§ **Stated goal**
Transcribe every entry word for word. Skip the pictures.

Dataset entries
·····
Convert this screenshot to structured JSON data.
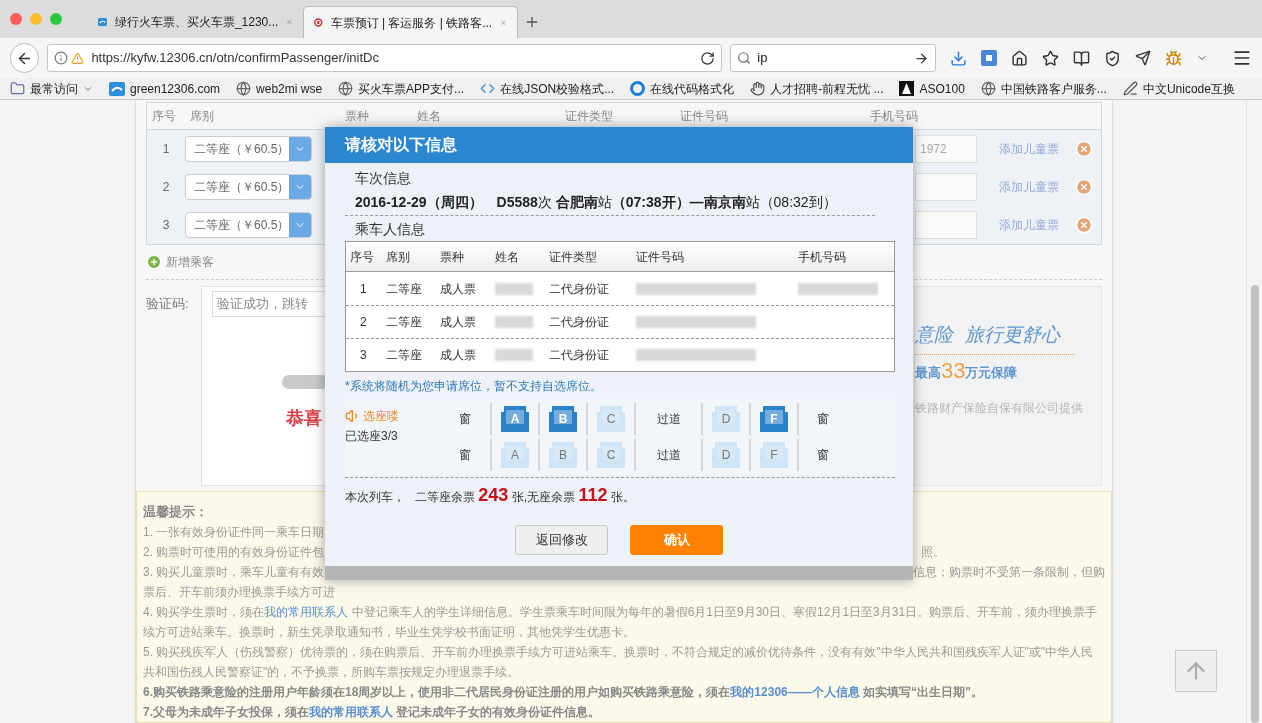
{
  "browser": {
    "tabs": [
      {
        "title": "绿行火车票、买火车票_1230...",
        "selected": false,
        "kind": "cloud"
      },
      {
        "title": "车票预订 | 客运服务 | 铁路客...",
        "selected": true,
        "kind": "rail"
      }
    ],
    "url": "https://kyfw.12306.cn/otn/confirmPassenger/initDc",
    "search": {
      "value": "ip"
    },
    "bookmarks": [
      {
        "label": "最常访问",
        "kind": "folder"
      },
      {
        "label": "green12306.com",
        "kind": "cloud"
      },
      {
        "label": "web2mi wse",
        "kind": "globe"
      },
      {
        "label": "买火车票APP支付...",
        "kind": "globe"
      },
      {
        "label": "在线JSON校验格式...",
        "kind": "code"
      },
      {
        "label": "在线代码格式化",
        "kind": "ring"
      },
      {
        "label": "人才招聘-前程无忧 ...",
        "kind": "hand"
      },
      {
        "label": "ASO100",
        "kind": "square"
      },
      {
        "label": "中国铁路客户服务...",
        "kind": "globe"
      },
      {
        "label": "中文Unicode互换",
        "kind": "pen"
      }
    ]
  },
  "passengers": {
    "columns": [
      "序号",
      "席别",
      "票种",
      "姓名",
      "证件类型",
      "证件号码",
      "手机号码"
    ],
    "rows": [
      {
        "number": "1",
        "seat": "二等座（￥60.5）",
        "phone": "1972",
        "link": "添加儿童票"
      },
      {
        "number": "2",
        "seat": "二等座（￥60.5）",
        "link": "添加儿童票"
      },
      {
        "number": "3",
        "seat": "二等座（￥60.5）",
        "link": "添加儿童票"
      }
    ],
    "add_label": "新增乘客"
  },
  "captcha": {
    "label": "验证码:",
    "message": "验证成功，跳转"
  },
  "left_ad": {
    "text": "恭喜"
  },
  "right_ad": {
    "headline": [
      "意险",
      "旅行更舒心"
    ],
    "max_label": "最高",
    "max_amount": "33",
    "max_unit": "万元保障",
    "provider": "铁路财产保险自保有限公司提供"
  },
  "dialog": {
    "title": "请核对以下信息",
    "train_heading": "车次信息",
    "train_info": "**2016-12-29（周四）　D5588**次 **合肥南**站**（07:38开）—南京南**站（08:32到）",
    "passenger_heading": "乘车人信息",
    "columns": [
      "序号",
      "席别",
      "票种",
      "姓名",
      "证件类型",
      "证件号码",
      "手机号码"
    ],
    "rows": [
      {
        "number": "1",
        "seat": "二等座",
        "ticket_type": "成人票",
        "id_type": "二代身份证",
        "phone_shown": true
      },
      {
        "number": "2",
        "seat": "二等座",
        "ticket_type": "成人票",
        "id_type": "二代身份证",
        "phone_shown": false
      },
      {
        "number": "3",
        "seat": "二等座",
        "ticket_type": "成人票",
        "id_type": "二代身份证",
        "phone_shown": false
      }
    ],
    "note": "*系统将随机为您申请席位，暂不支持自选席位。",
    "seat_selection": {
      "title": "选座喽",
      "status": "已选座3/3",
      "rows": [
        {
          "items": [
            {
              "kind": "window",
              "label": "窗"
            },
            {
              "kind": "seat",
              "label": "A",
              "selected": true
            },
            {
              "kind": "seat",
              "label": "B",
              "selected": true
            },
            {
              "kind": "seat",
              "label": "C",
              "selected": false
            },
            {
              "kind": "aisle",
              "label": "过道"
            },
            {
              "kind": "seat",
              "label": "D",
              "selected": false
            },
            {
              "kind": "seat",
              "label": "F",
              "selected": true
            },
            {
              "kind": "window",
              "label": "窗"
            }
          ]
        },
        {
          "items": [
            {
              "kind": "window",
              "label": "窗"
            },
            {
              "kind": "seat",
              "label": "A",
              "selected": false
            },
            {
              "kind": "seat",
              "label": "B",
              "selected": false
            },
            {
              "kind": "seat",
              "label": "C",
              "selected": false
            },
            {
              "kind": "aisle",
              "label": "过道"
            },
            {
              "kind": "seat",
              "label": "D",
              "selected": false
            },
            {
              "kind": "seat",
              "label": "F",
              "selected": false
            },
            {
              "kind": "window",
              "label": "窗"
            }
          ]
        }
      ]
    },
    "availability": {
      "intro": "本次列车，",
      "items": [
        {
          "label": "二等座余票",
          "count": "243",
          "unit": "张,"
        },
        {
          "label": "无座余票",
          "count": "112",
          "unit": "张。"
        }
      ]
    },
    "buttons": [
      {
        "label": "返回修改",
        "kind": "secondary"
      },
      {
        "label": "确认",
        "kind": "primary"
      }
    ]
  },
  "tips": {
    "title": "温馨提示：",
    "partial_lines": [
      {
        "left": "1. 一张有效身份证件同一乘车日期"
      },
      {
        "left": "2. 购票时可使用的有效身份证件包",
        "right": "照。"
      },
      {
        "left": "3. 购买儿童票时，乘车儿童有有效",
        "right": "信息；购票时不受第一条限制，但购"
      },
      {
        "left": "票后、开车前须办理换票手续方可进"
      }
    ],
    "items": [
      {
        "bold": false,
        "parts": [
          {
            "text": "4. 购买学生票时，须在"
          },
          {
            "text": "我的常用联系人",
            "link": true
          },
          {
            "text": " 中登记乘车人的学生详细信息。学生票乘车时间限为每年的暑假6月1日至9月30日、寒假12月1日至3月31日。购票后、开车前，须办理换票手续方可进站乘车。换票时，新生凭录取通知书，毕业生凭学校书面证明，其他凭学生优惠卡。"
          }
        ]
      },
      {
        "bold": false,
        "parts": [
          {
            "text": "5. 购买残疾军人（伤残警察）优待票的，须在购票后、开车前办理换票手续方可进站乘车。换票时，不符合规定的减价优待条件，没有有效\"中华人民共和国残疾军人证\"或\"中华人民共和国伤残人民警察证\"的，不予换票，所购车票按规定办理退票手续。"
          }
        ]
      },
      {
        "bold": true,
        "parts": [
          {
            "text": "6.购买铁路乘意险的注册用户年龄须在18周岁以上，使用非二代居民身份证注册的用户如购买铁路乘意险，须在"
          },
          {
            "text": "我的12306——个人信息",
            "link": true
          },
          {
            "text": " 如实填写“出生日期”。"
          }
        ]
      },
      {
        "bold": true,
        "parts": [
          {
            "text": "7.父母为未成年子女投保，须在"
          },
          {
            "text": "我的常用联系人",
            "link": true
          },
          {
            "text": " 登记未成年子女的有效身份证件信息。"
          }
        ]
      }
    ]
  }
}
·····
§ **Answer for the task**
Convert this screenshot to structured JSON data.
{
  "browser": {
    "tabs": [
      {
        "title": "绿行火车票、买火车票_1230...",
        "selected": false,
        "kind": "cloud"
      },
      {
        "title": "车票预订 | 客运服务 | 铁路客...",
        "selected": true,
        "kind": "rail"
      }
    ],
    "url": "https://kyfw.12306.cn/otn/confirmPassenger/initDc",
    "search": {
      "value": "ip"
    },
    "bookmarks": [
      {
        "label": "最常访问",
        "kind": "folder"
      },
      {
        "label": "green12306.com",
        "kind": "cloud"
      },
      {
        "label": "web2mi wse",
        "kind": "globe"
      },
      {
        "label": "买火车票APP支付...",
        "kind": "globe"
      },
      {
        "label": "在线JSON校验格式...",
        "kind": "code"
      },
      {
        "label": "在线代码格式化",
        "kind": "ring"
      },
      {
        "label": "人才招聘-前程无忧 ...",
        "kind": "hand"
      },
      {
        "label": "ASO100",
        "kind": "square"
      },
      {
        "label": "中国铁路客户服务...",
        "kind": "globe"
      },
      {
        "label": "中文Unicode互换",
        "kind": "pen"
      }
    ]
  },
  "passengers": {
    "columns": [
      "序号",
      "席别",
      "票种",
      "姓名",
      "证件类型",
      "证件号码",
      "手机号码"
    ],
    "rows": [
      {
        "number": "1",
        "seat": "二等座（￥60.5）",
        "phone": "1972",
        "link": "添加儿童票"
      },
      {
        "number": "2",
        "seat": "二等座（￥60.5）",
        "link": "添加儿童票"
      },
      {
        "number": "3",
        "seat": "二等座（￥60.5）",
        "link": "添加儿童票"
      }
    ],
    "add_label": "新增乘客"
  },
  "captcha": {
    "label": "验证码:",
    "message": "验证成功，跳转"
  },
  "left_ad": {
    "text": "恭喜"
  },
  "right_ad": {
    "headline": [
      "意险",
      "旅行更舒心"
    ],
    "max_label": "最高",
    "max_amount": "33",
    "max_unit": "万元保障",
    "provider": "铁路财产保险自保有限公司提供"
  },
  "dialog": {
    "title": "请核对以下信息",
    "train_heading": "车次信息",
    "train_info": "**2016-12-29（周四）　D5588**次 **合肥南**站**（07:38开）—南京南**站（08:32到）",
    "passenger_heading": "乘车人信息",
    "columns": [
      "序号",
      "席别",
      "票种",
      "姓名",
      "证件类型",
      "证件号码",
      "手机号码"
    ],
    "rows": [
      {
        "number": "1",
        "seat": "二等座",
        "ticket_type": "成人票",
        "id_type": "二代身份证",
        "phone_shown": true
      },
      {
        "number": "2",
        "seat": "二等座",
        "ticket_type": "成人票",
        "id_type": "二代身份证",
        "phone_shown": false
      },
      {
        "number": "3",
        "seat": "二等座",
        "ticket_type": "成人票",
        "id_type": "二代身份证",
        "phone_shown": false
      }
    ],
    "note": "*系统将随机为您申请席位，暂不支持自选席位。",
    "seat_selection": {
      "title": "选座喽",
      "status": "已选座3/3",
      "rows": [
        {
          "items": [
            {
              "kind": "window",
              "label": "窗"
            },
            {
              "kind": "seat",
              "label": "A",
              "selected": true
            },
            {
              "kind": "seat",
              "label": "B",
              "selected": true
            },
            {
              "kind": "seat",
              "label": "C",
              "selected": false
            },
            {
              "kind": "aisle",
              "label": "过道"
            },
            {
              "kind": "seat",
              "label": "D",
              "selected": false
            },
            {
              "kind": "seat",
              "label": "F",
              "selected": true
            },
            {
              "kind": "window",
              "label": "窗"
            }
          ]
        },
        {
          "items": [
            {
              "kind": "window",
              "label": "窗"
            },
            {
              "kind": "seat",
              "label": "A",
              "selected": false
            },
            {
              "kind": "seat",
              "label": "B",
              "selected": false
            },
            {
              "kind": "seat",
              "label": "C",
              "selected": false
            },
            {
              "kind": "aisle",
              "label": "过道"
            },
            {
              "kind": "seat",
              "label": "D",
              "selected": false
            },
            {
              "kind": "seat",
              "label": "F",
              "selected": false
            },
            {
              "kind": "window",
              "label": "窗"
            }
          ]
        }
      ]
    },
    "availability": {
      "intro": "本次列车，",
      "items": [
        {
          "label": "二等座余票",
          "count": "243",
          "unit": "张,"
        },
        {
          "label": "无座余票",
          "count": "112",
          "unit": "张。"
        }
      ]
    },
    "buttons": [
      {
        "label": "返回修改",
        "kind": "secondary"
      },
      {
        "label": "确认",
        "kind": "primary"
      }
    ]
  },
  "tips": {
    "title": "温馨提示：",
    "partial_lines": [
      {
        "left": "1. 一张有效身份证件同一乘车日期"
      },
      {
        "left": "2. 购票时可使用的有效身份证件包",
        "right": "照。"
      },
      {
        "left": "3. 购买儿童票时，乘车儿童有有效",
        "right": "信息；购票时不受第一条限制，但购"
      },
      {
        "left": "票后、开车前须办理换票手续方可进"
      }
    ],
    "items": [
      {
        "bold": false,
        "parts": [
          {
            "text": "4. 购买学生票时，须在"
          },
          {
            "text": "我的常用联系人",
            "link": true
          },
          {
            "text": " 中登记乘车人的学生详细信息。学生票乘车时间限为每年的暑假6月1日至9月30日、寒假12月1日至3月31日。购票后、开车前，须办理换票手续方可进站乘车。换票时，新生凭录取通知书，毕业生凭学校书面证明，其他凭学生优惠卡。"
          }
        ]
      },
      {
        "bold": false,
        "parts": [
          {
            "text": "5. 购买残疾军人（伤残警察）优待票的，须在购票后、开车前办理换票手续方可进站乘车。换票时，不符合规定的减价优待条件，没有有效\"中华人民共和国残疾军人证\"或\"中华人民共和国伤残人民警察证\"的，不予换票，所购车票按规定办理退票手续。"
          }
        ]
      },
      {
        "bold": true,
        "parts": [
          {
            "text": "6.购买铁路乘意险的注册用户年龄须在18周岁以上，使用非二代居民身份证注册的用户如购买铁路乘意险，须在"
          },
          {
            "text": "我的12306——个人信息",
            "link": true
          },
          {
            "text": " 如实填写“出生日期”。"
          }
        ]
      },
      {
        "bold": true,
        "parts": [
          {
            "text": "7.父母为未成年子女投保，须在"
          },
          {
            "text": "我的常用联系人",
            "link": true
          },
          {
            "text": " 登记未成年子女的有效身份证件信息。"
          }
        ]
      }
    ]
  }
}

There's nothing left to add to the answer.